Exercise brief ▸
Skip the images and copy each record exactly as written.

+ + + +

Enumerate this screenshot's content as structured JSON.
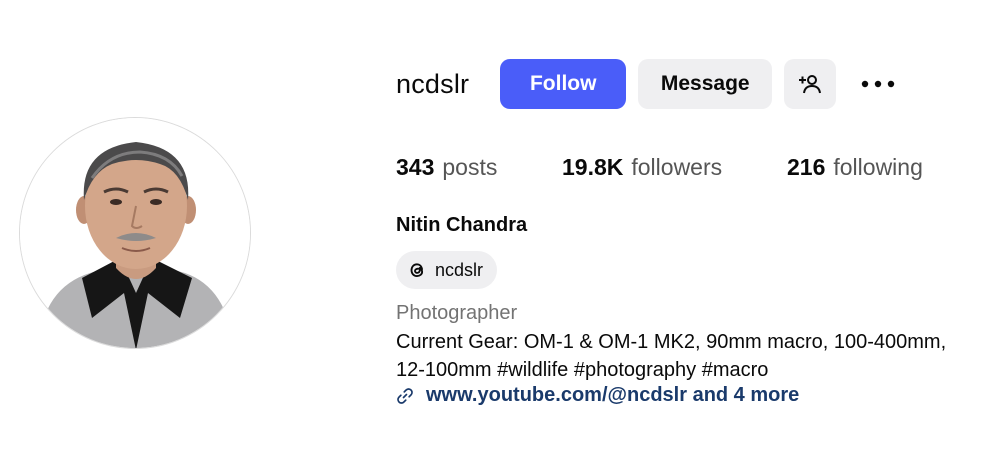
{
  "profile": {
    "username": "ncdslr",
    "full_name": "Nitin Chandra",
    "category": "Photographer",
    "bio_line1": "Current Gear: OM-1 & OM-1 MK2, 90mm macro, 100-400mm,",
    "bio_line2": "12-100mm #wildlife #photography #macro",
    "link_text": "www.youtube.com/@ncdslr and 4 more",
    "threads_handle": "ncdslr"
  },
  "actions": {
    "follow_label": "Follow",
    "message_label": "Message",
    "add_user_icon": "add-user-icon",
    "more_icon": "more-options-icon"
  },
  "stats": {
    "posts_count": "343",
    "posts_label": "posts",
    "followers_count": "19.8K",
    "followers_label": "followers",
    "following_count": "216",
    "following_label": "following"
  },
  "colors": {
    "follow_button": "#4a5df9",
    "secondary_button": "#efeff1",
    "link": "#1a3a6b"
  }
}
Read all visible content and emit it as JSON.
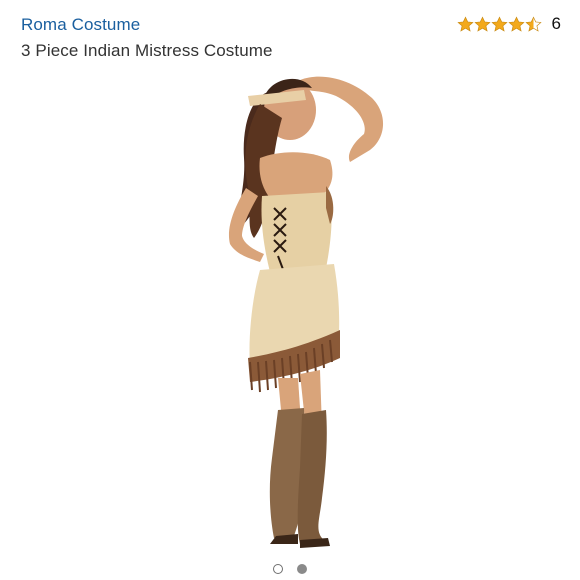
{
  "product": {
    "brand": "Roma Costume",
    "title": "3 Piece Indian Mistress Costume"
  },
  "rating": {
    "stars": 4.5,
    "max": 5,
    "count": "6",
    "star_color": "#f3a91b"
  },
  "gallery": {
    "images_total": 2,
    "current_index": 1
  },
  "colors": {
    "link": "#1a5f9f",
    "text": "#333333"
  }
}
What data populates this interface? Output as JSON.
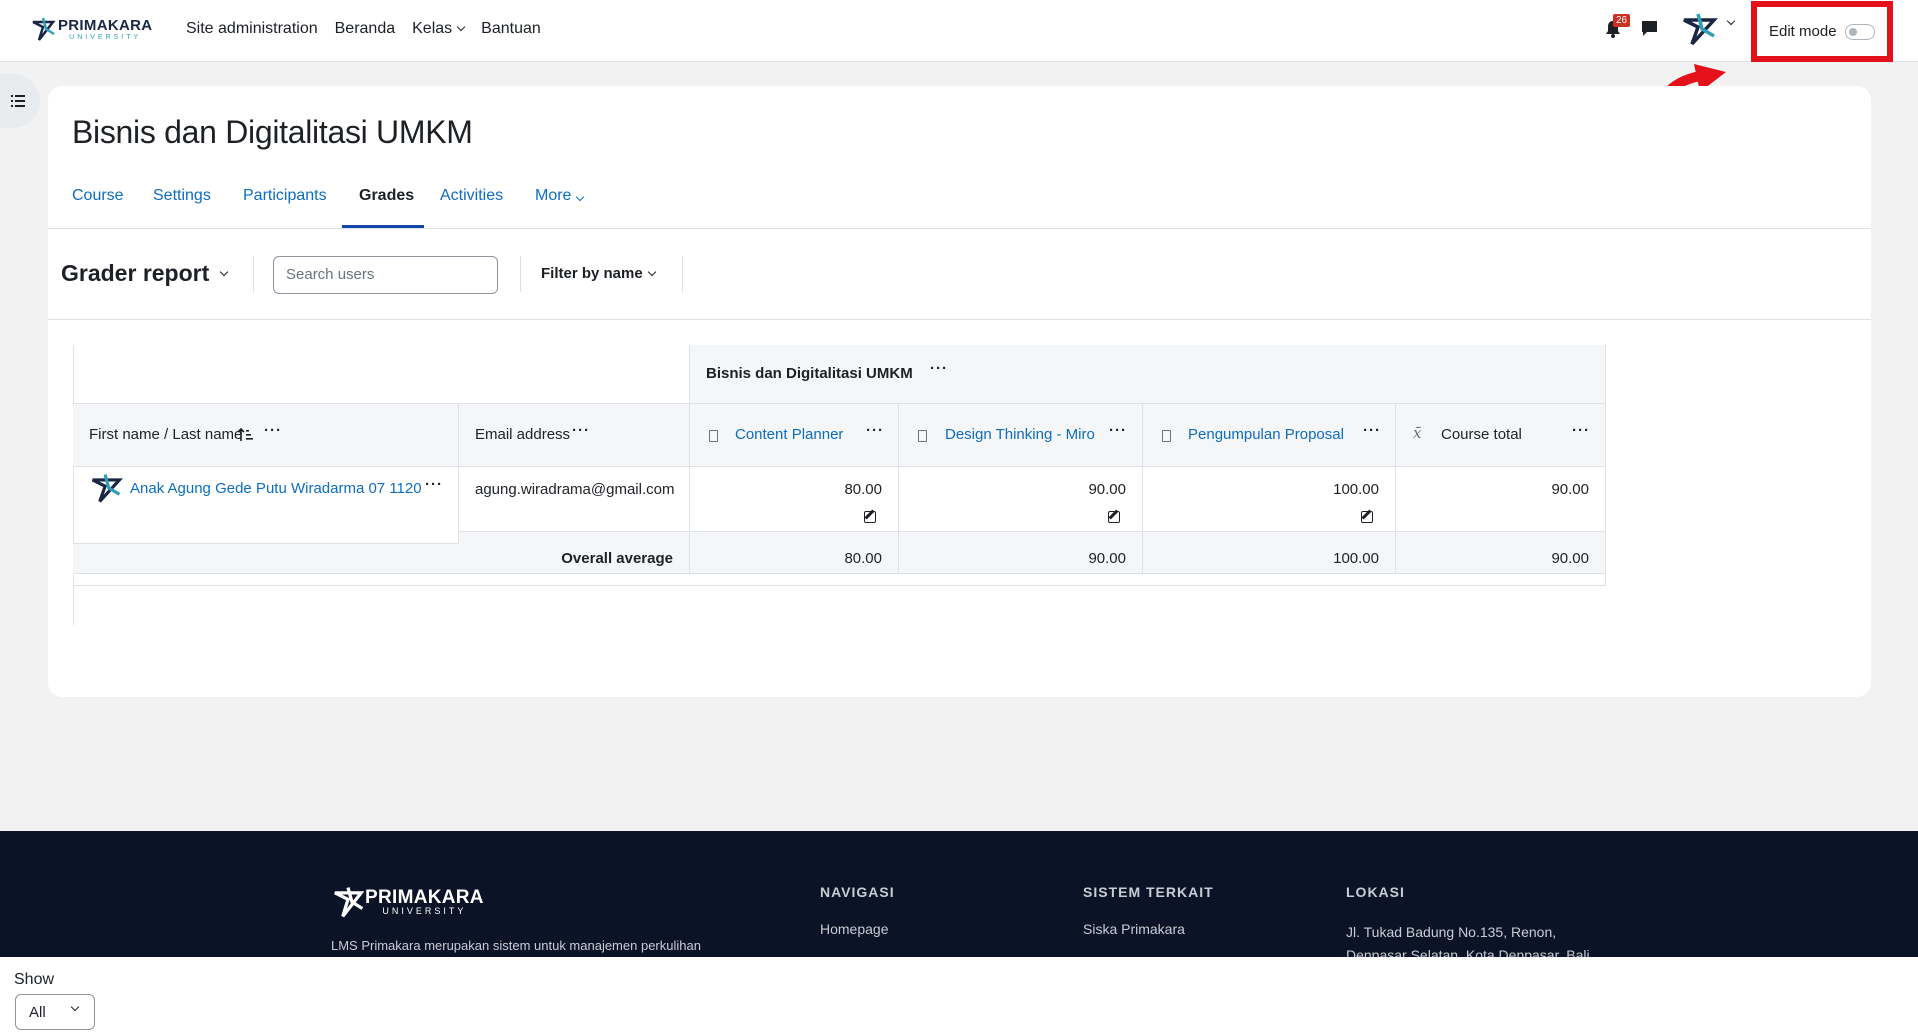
{
  "topnav": {
    "logo_big": "PRIMAKARA",
    "logo_small": "UNIVERSITY",
    "links": [
      "Site administration",
      "Beranda",
      "Kelas",
      "Bantuan"
    ],
    "notification_count": "26",
    "edit_mode_label": "Edit mode"
  },
  "course": {
    "title": "Bisnis dan Digitalitasi UMKM",
    "tabs": [
      "Course",
      "Settings",
      "Participants",
      "Grades",
      "Activities",
      "More"
    ],
    "active_tab": "Grades"
  },
  "report": {
    "title": "Grader report",
    "search_placeholder": "Search users",
    "filter_label": "Filter by name"
  },
  "grader_table": {
    "category_header": "Bisnis dan Digitalitasi UMKM",
    "name_header": "First name / Last name",
    "email_header": "Email address",
    "items": [
      "Content Planner",
      "Design Thinking - Miro",
      "Pengumpulan Proposal"
    ],
    "total_header": "Course total",
    "rows": [
      {
        "name": "Anak Agung Gede Putu Wiradarma 07 1120",
        "email": "agung.wiradrama@gmail.com",
        "grades": [
          "80.00",
          "90.00",
          "100.00"
        ],
        "total": "90.00"
      }
    ],
    "average_label": "Overall average",
    "averages": [
      "80.00",
      "90.00",
      "100.00"
    ],
    "average_total": "90.00"
  },
  "footer": {
    "logo_big": "PRIMAKARA",
    "logo_small": "UNIVERSITY",
    "description": "LMS Primakara merupakan sistem untuk manajemen perkulihan",
    "nav_heading": "NAVIGASI",
    "nav_link": "Homepage",
    "related_heading": "SISTEM TERKAIT",
    "related_link": "Siska Primakara",
    "location_heading": "LOKASI",
    "address_line1": "Jl. Tukad Badung No.135, Renon,",
    "address_line2": "Denpasar Selatan, Kota Denpasar, Bali"
  },
  "pagination": {
    "show_label": "Show",
    "per_page_value": "All"
  },
  "colors": {
    "link": "#0f6cbf",
    "highlight_box": "#e4111a",
    "footer_bg": "#0b1426",
    "badge": "#ca3120"
  }
}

+ + + +

Final result ▸
Enumerate this screenshot's content as structured JSON.
{
  "profile": {
    "username": "ncdslr",
    "full_name": "Nitin Chandra",
    "category": "Photographer",
    "bio_line1": "Current Gear: OM-1 & OM-1 MK2, 90mm macro, 100-400mm,",
    "bio_line2": "12-100mm #wildlife #photography #macro",
    "link_text": "www.youtube.com/@ncdslr and 4 more",
    "threads_handle": "ncdslr"
  },
  "actions": {
    "follow_label": "Follow",
    "message_label": "Message",
    "add_user_icon": "add-user-icon",
    "more_icon": "more-options-icon"
  },
  "stats": {
    "posts_count": "343",
    "posts_label": "posts",
    "followers_count": "19.8K",
    "followers_label": "followers",
    "following_count": "216",
    "following_label": "following"
  },
  "colors": {
    "follow_button": "#4a5df9",
    "secondary_button": "#efeff1",
    "link": "#1a3a6b"
  }
}
Read all visible content and emit it as JSON.
{
  "product": {
    "brand": "Roma Costume",
    "title": "3 Piece Indian Mistress Costume"
  },
  "rating": {
    "stars": 4.5,
    "max": 5,
    "count": "6",
    "star_color": "#f3a91b"
  },
  "gallery": {
    "images_total": 2,
    "current_index": 1
  },
  "colors": {
    "link": "#1a5f9f",
    "text": "#333333"
  }
}
What data populates this interface? Output as JSON.
{
  "topnav": {
    "logo_big": "PRIMAKARA",
    "logo_small": "UNIVERSITY",
    "links": [
      "Site administration",
      "Beranda",
      "Kelas",
      "Bantuan"
    ],
    "notification_count": "26",
    "edit_mode_label": "Edit mode"
  },
  "course": {
    "title": "Bisnis dan Digitalitasi UMKM",
    "tabs": [
      "Course",
      "Settings",
      "Participants",
      "Grades",
      "Activities",
      "More"
    ],
    "active_tab": "Grades"
  },
  "report": {
    "title": "Grader report",
    "search_placeholder": "Search users",
    "filter_label": "Filter by name"
  },
  "grader_table": {
    "category_header": "Bisnis dan Digitalitasi UMKM",
    "name_header": "First name / Last name",
    "email_header": "Email address",
    "items": [
      "Content Planner",
      "Design Thinking - Miro",
      "Pengumpulan Proposal"
    ],
    "total_header": "Course total",
    "rows": [
      {
        "name": "Anak Agung Gede Putu Wiradarma 07 1120",
        "email": "agung.wiradrama@gmail.com",
        "grades": [
          "80.00",
          "90.00",
          "100.00"
        ],
        "total": "90.00"
      }
    ],
    "average_label": "Overall average",
    "averages": [
      "80.00",
      "90.00",
      "100.00"
    ],
    "average_total": "90.00"
  },
  "footer": {
    "logo_big": "PRIMAKARA",
    "logo_small": "UNIVERSITY",
    "description": "LMS Primakara merupakan sistem untuk manajemen perkulihan",
    "nav_heading": "NAVIGASI",
    "nav_link": "Homepage",
    "related_heading": "SISTEM TERKAIT",
    "related_link": "Siska Primakara",
    "location_heading": "LOKASI",
    "address_line1": "Jl. Tukad Badung No.135, Renon,",
    "address_line2": "Denpasar Selatan, Kota Denpasar, Bali"
  },
  "pagination": {
    "show_label": "Show",
    "per_page_value": "All"
  },
  "colors": {
    "link": "#0f6cbf",
    "highlight_box": "#e4111a",
    "footer_bg": "#0b1426",
    "badge": "#ca3120"
  }
}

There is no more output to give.